Stored data
────────────────────

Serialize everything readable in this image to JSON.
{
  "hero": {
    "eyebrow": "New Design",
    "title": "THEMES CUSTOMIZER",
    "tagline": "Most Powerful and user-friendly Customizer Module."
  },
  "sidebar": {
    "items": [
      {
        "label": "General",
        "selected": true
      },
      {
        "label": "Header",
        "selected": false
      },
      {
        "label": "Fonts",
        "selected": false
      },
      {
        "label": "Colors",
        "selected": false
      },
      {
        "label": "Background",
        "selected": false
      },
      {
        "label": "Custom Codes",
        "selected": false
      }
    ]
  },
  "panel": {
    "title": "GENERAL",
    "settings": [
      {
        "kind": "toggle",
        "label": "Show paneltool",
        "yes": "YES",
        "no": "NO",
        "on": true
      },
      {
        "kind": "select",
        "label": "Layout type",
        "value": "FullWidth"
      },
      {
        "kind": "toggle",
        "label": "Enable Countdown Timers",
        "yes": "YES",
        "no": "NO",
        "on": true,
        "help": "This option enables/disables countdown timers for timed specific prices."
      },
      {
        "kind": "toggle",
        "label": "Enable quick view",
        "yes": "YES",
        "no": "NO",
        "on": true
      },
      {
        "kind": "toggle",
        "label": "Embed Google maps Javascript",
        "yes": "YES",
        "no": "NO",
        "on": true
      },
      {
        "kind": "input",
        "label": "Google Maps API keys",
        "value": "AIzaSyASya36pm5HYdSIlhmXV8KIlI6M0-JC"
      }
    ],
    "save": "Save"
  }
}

────────────────────

**STATED GOAL:**
Write out each line of the data above again, exactly as given.

**TASK OUTPUT:**
Serialize everything readable in this image to JSON.
{
  "hero": {
    "eyebrow": "New Design",
    "title": "THEMES CUSTOMIZER",
    "tagline": "Most Powerful and user-friendly Customizer Module."
  },
  "sidebar": {
    "items": [
      {
        "label": "General",
        "selected": true
      },
      {
        "label": "Header",
        "selected": false
      },
      {
        "label": "Fonts",
        "selected": false
      },
      {
        "label": "Colors",
        "selected": false
      },
      {
        "label": "Background",
        "selected": false
      },
      {
        "label": "Custom Codes",
        "selected": false
      }
    ]
  },
  "panel": {
    "title": "GENERAL",
    "settings": [
      {
        "kind": "toggle",
        "label": "Show paneltool",
        "yes": "YES",
        "no": "NO",
        "on": true
      },
      {
        "kind": "select",
        "label": "Layout type",
        "value": "FullWidth"
      },
      {
        "kind": "toggle",
        "label": "Enable Countdown Timers",
        "yes": "YES",
        "no": "NO",
        "on": true,
        "help": "This option enables/disables countdown timers for timed specific prices."
      },
      {
        "kind": "toggle",
        "label": "Enable quick view",
        "yes": "YES",
        "no": "NO",
        "on": true
      },
      {
        "kind": "toggle",
        "label": "Embed Google maps Javascript",
        "yes": "YES",
        "no": "NO",
        "on": true
      },
      {
        "kind": "input",
        "label": "Google Maps API keys",
        "value": "AIzaSyASya36pm5HYdSIlhmXV8KIlI6M0-JC"
      }
    ],
    "save": "Save"
  }
}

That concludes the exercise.